(Saved data entries)
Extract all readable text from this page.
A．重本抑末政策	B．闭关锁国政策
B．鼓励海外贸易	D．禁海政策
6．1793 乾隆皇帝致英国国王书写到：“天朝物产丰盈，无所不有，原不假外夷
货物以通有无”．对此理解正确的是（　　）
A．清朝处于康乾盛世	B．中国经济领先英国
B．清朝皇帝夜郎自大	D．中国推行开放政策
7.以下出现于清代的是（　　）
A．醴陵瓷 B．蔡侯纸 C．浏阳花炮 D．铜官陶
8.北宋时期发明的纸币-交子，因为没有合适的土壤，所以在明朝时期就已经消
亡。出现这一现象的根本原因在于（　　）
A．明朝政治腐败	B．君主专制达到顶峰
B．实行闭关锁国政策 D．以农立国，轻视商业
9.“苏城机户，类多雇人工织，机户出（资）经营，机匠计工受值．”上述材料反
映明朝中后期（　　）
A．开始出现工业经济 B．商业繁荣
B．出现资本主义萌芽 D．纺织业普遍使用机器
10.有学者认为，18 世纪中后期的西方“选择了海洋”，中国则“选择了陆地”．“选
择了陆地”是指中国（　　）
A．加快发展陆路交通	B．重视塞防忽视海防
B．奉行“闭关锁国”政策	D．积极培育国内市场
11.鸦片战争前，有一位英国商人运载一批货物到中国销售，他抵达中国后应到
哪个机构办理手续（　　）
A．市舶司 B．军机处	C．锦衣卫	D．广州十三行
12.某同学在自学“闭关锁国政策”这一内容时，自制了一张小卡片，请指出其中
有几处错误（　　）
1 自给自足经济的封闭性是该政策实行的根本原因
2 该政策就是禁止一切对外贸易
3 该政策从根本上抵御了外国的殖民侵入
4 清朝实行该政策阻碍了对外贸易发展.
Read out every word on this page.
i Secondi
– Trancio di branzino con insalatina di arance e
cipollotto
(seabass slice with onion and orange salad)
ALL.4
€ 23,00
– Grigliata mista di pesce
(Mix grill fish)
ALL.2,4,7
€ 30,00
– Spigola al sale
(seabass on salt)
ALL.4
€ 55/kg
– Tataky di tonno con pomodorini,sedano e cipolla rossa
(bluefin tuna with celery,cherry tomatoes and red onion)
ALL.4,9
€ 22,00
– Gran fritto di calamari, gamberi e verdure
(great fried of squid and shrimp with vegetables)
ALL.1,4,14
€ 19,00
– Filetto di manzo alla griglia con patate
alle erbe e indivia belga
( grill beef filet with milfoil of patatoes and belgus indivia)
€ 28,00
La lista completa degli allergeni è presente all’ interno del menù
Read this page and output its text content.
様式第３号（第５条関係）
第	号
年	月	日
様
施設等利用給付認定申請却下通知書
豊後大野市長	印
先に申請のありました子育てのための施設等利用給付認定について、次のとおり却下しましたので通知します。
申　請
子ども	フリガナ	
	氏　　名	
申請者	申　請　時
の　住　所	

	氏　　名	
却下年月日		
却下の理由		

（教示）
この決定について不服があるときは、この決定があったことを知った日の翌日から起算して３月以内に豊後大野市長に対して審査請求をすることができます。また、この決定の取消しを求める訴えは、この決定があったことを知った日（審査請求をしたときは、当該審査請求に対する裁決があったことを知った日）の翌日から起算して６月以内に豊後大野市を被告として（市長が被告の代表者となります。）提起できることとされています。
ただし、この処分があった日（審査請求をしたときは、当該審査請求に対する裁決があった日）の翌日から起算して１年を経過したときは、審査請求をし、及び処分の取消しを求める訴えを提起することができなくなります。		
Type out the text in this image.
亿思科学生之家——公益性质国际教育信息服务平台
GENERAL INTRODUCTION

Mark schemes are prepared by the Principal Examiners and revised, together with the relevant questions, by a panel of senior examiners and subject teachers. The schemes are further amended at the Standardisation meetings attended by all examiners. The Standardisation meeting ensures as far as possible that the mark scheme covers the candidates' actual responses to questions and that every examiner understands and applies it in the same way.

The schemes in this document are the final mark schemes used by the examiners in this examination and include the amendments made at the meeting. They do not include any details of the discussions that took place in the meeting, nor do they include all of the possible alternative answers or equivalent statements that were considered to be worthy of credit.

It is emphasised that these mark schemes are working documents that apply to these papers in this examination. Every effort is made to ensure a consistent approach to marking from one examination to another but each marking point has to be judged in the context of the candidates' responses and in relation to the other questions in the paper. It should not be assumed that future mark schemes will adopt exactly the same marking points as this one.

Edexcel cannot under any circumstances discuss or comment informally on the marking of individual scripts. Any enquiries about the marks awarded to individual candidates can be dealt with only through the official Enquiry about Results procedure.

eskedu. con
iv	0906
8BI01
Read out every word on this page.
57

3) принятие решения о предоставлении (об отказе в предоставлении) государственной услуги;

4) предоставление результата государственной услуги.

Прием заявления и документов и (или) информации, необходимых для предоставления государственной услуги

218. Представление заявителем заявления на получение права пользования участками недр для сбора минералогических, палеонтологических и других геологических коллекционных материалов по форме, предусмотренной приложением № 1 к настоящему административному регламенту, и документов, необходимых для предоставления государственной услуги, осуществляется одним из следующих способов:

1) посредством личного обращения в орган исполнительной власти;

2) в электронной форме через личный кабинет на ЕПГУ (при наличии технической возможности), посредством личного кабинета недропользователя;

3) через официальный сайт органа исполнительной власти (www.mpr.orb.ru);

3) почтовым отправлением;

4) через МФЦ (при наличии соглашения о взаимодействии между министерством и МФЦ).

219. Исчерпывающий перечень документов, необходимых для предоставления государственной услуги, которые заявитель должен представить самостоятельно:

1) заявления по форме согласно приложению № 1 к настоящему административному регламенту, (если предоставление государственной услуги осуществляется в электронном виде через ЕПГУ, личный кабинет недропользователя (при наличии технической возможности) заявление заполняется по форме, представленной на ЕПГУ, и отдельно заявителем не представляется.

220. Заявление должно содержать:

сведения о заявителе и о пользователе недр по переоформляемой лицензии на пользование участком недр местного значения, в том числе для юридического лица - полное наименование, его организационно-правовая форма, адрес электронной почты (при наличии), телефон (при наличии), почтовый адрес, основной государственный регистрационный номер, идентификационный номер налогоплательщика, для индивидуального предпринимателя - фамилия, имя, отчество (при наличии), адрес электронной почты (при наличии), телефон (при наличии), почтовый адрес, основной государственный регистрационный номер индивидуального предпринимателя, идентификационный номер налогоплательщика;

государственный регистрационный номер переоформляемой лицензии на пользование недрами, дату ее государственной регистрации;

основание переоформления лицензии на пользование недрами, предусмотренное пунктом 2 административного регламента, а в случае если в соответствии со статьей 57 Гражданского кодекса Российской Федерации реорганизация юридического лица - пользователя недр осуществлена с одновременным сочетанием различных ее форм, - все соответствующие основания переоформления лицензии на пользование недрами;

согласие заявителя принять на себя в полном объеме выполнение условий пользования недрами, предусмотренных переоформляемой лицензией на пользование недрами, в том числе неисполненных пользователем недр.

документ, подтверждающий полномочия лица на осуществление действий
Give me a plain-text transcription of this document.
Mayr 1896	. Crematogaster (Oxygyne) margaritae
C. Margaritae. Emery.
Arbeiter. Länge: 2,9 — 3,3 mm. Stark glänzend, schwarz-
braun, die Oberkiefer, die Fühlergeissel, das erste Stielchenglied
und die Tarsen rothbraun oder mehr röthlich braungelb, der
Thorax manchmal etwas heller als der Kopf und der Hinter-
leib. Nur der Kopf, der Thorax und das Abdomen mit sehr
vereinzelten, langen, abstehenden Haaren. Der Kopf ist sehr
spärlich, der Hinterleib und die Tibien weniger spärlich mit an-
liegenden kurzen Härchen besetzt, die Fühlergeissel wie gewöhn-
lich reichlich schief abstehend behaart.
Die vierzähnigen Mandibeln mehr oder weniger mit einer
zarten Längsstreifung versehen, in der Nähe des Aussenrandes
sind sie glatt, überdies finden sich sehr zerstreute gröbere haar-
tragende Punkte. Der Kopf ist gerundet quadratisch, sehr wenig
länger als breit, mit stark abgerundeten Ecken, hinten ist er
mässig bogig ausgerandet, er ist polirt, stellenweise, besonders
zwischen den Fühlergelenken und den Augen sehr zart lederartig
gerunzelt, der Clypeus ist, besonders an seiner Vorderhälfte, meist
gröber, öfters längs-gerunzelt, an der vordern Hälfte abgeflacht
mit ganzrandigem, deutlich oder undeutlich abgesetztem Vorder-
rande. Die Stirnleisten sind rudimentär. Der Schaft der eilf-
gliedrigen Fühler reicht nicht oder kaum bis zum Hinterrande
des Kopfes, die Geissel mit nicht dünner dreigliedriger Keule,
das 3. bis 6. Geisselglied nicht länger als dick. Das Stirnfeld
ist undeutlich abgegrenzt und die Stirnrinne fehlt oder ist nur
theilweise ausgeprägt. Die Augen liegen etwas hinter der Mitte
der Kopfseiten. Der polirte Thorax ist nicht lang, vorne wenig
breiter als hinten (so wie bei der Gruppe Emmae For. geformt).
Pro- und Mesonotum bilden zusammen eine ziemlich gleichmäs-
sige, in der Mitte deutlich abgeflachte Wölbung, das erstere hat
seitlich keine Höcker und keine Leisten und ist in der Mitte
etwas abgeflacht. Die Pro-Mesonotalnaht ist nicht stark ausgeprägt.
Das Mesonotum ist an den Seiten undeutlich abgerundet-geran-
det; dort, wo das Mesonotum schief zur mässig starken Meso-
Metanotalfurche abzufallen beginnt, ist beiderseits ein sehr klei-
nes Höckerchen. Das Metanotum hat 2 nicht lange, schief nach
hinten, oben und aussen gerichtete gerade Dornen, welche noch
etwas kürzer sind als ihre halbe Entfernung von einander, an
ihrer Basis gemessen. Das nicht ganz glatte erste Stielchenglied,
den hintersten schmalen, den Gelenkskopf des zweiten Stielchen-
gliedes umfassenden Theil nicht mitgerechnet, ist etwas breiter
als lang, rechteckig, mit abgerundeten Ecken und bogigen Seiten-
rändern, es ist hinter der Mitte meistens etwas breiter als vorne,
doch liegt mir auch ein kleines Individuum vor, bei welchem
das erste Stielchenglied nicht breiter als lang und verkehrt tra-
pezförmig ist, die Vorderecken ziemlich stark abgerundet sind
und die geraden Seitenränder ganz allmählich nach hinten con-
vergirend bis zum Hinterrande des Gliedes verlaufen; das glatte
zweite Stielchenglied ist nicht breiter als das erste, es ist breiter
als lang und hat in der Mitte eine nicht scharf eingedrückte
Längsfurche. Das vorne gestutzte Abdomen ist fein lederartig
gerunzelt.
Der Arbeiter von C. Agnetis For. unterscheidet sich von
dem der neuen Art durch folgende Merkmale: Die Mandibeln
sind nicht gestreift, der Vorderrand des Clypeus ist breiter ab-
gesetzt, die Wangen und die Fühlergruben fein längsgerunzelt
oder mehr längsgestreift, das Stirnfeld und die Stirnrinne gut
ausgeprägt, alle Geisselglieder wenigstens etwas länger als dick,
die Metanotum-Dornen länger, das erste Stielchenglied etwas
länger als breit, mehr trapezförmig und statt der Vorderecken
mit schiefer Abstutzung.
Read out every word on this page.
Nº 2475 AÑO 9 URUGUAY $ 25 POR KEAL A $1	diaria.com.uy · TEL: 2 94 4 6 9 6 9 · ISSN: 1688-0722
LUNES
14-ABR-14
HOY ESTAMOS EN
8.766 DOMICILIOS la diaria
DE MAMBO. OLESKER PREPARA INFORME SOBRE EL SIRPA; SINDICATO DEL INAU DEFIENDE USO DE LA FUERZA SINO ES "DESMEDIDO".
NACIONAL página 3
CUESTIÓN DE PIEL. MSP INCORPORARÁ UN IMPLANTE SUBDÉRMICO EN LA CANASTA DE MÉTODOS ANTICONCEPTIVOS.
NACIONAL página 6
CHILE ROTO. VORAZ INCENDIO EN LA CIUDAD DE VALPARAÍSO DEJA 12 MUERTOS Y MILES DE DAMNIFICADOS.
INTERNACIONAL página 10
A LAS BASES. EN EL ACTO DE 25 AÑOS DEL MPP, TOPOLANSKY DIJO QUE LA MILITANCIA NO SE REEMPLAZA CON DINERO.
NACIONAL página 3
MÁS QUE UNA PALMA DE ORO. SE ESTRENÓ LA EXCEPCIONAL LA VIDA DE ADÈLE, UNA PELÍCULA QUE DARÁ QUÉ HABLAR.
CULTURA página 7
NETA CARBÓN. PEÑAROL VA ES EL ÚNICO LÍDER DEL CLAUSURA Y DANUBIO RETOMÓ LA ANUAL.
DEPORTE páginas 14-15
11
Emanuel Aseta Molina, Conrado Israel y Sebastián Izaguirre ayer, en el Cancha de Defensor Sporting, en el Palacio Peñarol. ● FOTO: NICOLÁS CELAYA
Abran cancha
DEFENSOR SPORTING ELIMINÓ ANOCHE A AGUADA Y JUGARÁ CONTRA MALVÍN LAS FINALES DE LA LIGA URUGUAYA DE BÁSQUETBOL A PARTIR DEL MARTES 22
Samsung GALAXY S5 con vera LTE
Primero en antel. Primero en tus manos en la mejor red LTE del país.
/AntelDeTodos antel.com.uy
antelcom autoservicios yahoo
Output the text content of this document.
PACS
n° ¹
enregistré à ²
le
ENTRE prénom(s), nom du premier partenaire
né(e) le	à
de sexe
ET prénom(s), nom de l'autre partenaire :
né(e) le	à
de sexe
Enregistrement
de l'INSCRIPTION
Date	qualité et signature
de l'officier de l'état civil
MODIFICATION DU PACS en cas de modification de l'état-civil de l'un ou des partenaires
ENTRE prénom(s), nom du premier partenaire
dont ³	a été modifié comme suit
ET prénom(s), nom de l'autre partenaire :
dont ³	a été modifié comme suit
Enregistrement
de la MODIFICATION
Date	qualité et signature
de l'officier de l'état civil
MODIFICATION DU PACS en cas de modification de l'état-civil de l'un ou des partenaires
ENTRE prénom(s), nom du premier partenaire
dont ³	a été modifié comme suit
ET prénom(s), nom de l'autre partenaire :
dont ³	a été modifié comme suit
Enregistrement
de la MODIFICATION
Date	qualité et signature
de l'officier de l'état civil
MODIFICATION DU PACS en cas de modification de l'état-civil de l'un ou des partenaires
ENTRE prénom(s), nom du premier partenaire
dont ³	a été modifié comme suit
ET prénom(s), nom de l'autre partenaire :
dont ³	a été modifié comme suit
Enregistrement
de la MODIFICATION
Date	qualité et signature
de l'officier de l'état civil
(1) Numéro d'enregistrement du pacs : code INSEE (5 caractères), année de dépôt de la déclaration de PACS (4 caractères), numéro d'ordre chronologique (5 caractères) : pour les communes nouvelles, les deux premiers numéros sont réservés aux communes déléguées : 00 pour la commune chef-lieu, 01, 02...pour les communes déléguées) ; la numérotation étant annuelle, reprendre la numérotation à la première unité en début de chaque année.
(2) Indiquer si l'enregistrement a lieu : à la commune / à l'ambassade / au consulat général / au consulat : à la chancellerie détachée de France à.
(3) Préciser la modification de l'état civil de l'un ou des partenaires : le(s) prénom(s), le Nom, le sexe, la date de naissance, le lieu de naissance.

▸ TASK DESCRIPTION
Pull out and copy each line containing the string "пользования".

▸ OUTPUT FOR THIS EXERCISE
218. Представление заявителем заявления на получение права пользования участками недр для сбора минералогических, палеонтологических и других геологических коллекционных материалов по форме, предусмотренной приложением № 1 к настоящему административному регламенту, и документов, необходимых для предоставления государственной услуги, осуществляется одним из следующих способов:
согласие заявителя принять на себя в полном объеме выполнение условий пользования недрами, предусмотренных переоформляемой лицензией на пользование недрами, в том числе неисполненных пользователем недр.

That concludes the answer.